# Exercise details
Images are not part of the copy; transcribe all the data exactly.

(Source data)
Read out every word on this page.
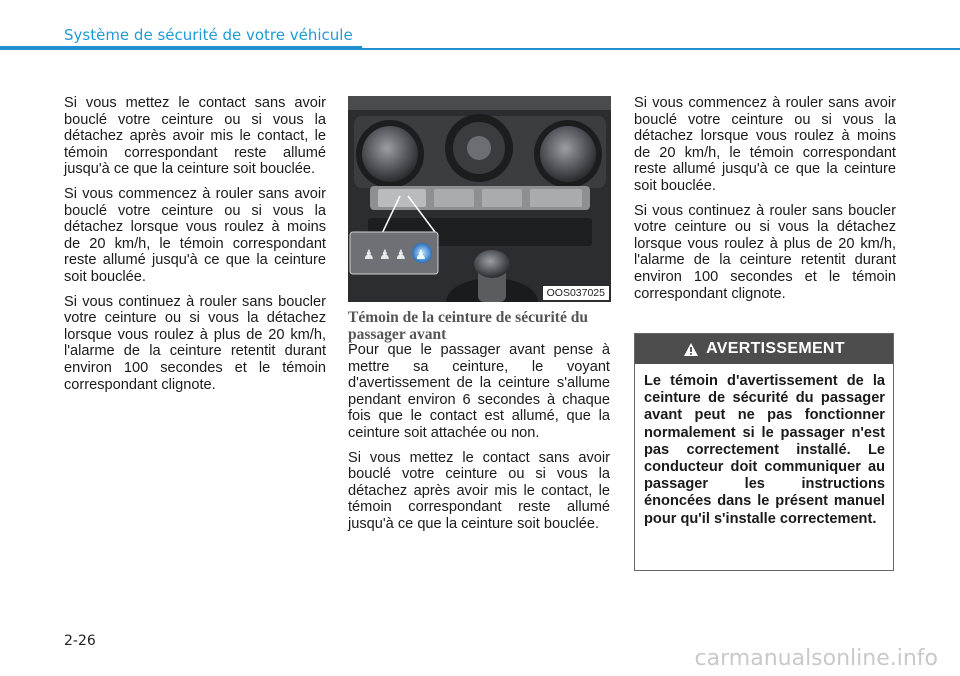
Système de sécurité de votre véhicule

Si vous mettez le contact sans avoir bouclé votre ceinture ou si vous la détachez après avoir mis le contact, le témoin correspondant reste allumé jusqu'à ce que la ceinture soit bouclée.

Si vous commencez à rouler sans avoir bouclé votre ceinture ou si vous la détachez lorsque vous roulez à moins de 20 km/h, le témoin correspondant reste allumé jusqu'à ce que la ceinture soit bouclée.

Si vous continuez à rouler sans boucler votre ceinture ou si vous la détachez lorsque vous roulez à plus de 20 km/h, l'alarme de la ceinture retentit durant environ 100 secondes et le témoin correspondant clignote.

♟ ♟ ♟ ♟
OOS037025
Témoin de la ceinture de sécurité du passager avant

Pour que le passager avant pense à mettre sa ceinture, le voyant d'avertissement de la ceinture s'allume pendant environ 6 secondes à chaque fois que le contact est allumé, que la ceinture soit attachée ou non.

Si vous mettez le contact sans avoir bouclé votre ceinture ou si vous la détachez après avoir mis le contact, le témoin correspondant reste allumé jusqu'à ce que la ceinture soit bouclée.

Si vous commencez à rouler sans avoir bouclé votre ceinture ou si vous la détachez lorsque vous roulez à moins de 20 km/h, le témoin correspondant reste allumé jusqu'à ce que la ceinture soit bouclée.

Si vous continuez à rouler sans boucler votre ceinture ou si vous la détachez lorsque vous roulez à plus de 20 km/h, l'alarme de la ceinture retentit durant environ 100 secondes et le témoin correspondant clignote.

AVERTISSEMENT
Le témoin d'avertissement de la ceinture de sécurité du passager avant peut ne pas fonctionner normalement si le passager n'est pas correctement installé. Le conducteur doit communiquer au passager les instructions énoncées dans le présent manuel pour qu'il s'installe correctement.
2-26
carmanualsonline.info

# Final answer
Read out every word on this page.
Système de sécurité de votre véhicule

Si vous mettez le contact sans avoir bouclé votre ceinture ou si vous la détachez après avoir mis le contact, le témoin correspondant reste allumé jusqu'à ce que la ceinture soit bouclée.

Si vous commencez à rouler sans avoir bouclé votre ceinture ou si vous la détachez lorsque vous roulez à moins de 20 km/h, le témoin correspondant reste allumé jusqu'à ce que la ceinture soit bouclée.

Si vous continuez à rouler sans boucler votre ceinture ou si vous la détachez lorsque vous roulez à plus de 20 km/h, l'alarme de la ceinture retentit durant environ 100 secondes et le témoin correspondant clignote.

♟ ♟ ♟ ♟
OOS037025
Témoin de la ceinture de sécurité du passager avant

Pour que le passager avant pense à mettre sa ceinture, le voyant d'avertissement de la ceinture s'allume pendant environ 6 secondes à chaque fois que le contact est allumé, que la ceinture soit attachée ou non.

Si vous mettez le contact sans avoir bouclé votre ceinture ou si vous la détachez après avoir mis le contact, le témoin correspondant reste allumé jusqu'à ce que la ceinture soit bouclée.

Si vous commencez à rouler sans avoir bouclé votre ceinture ou si vous la détachez lorsque vous roulez à moins de 20 km/h, le témoin correspondant reste allumé jusqu'à ce que la ceinture soit bouclée.

Si vous continuez à rouler sans boucler votre ceinture ou si vous la détachez lorsque vous roulez à plus de 20 km/h, l'alarme de la ceinture retentit durant environ 100 secondes et le témoin correspondant clignote.

AVERTISSEMENT
Le témoin d'avertissement de la ceinture de sécurité du passager avant peut ne pas fonctionner normalement si le passager n'est pas correctement installé. Le conducteur doit communiquer au passager les instructions énoncées dans le présent manuel pour qu'il s'installe correctement.
2-26
carmanualsonline.info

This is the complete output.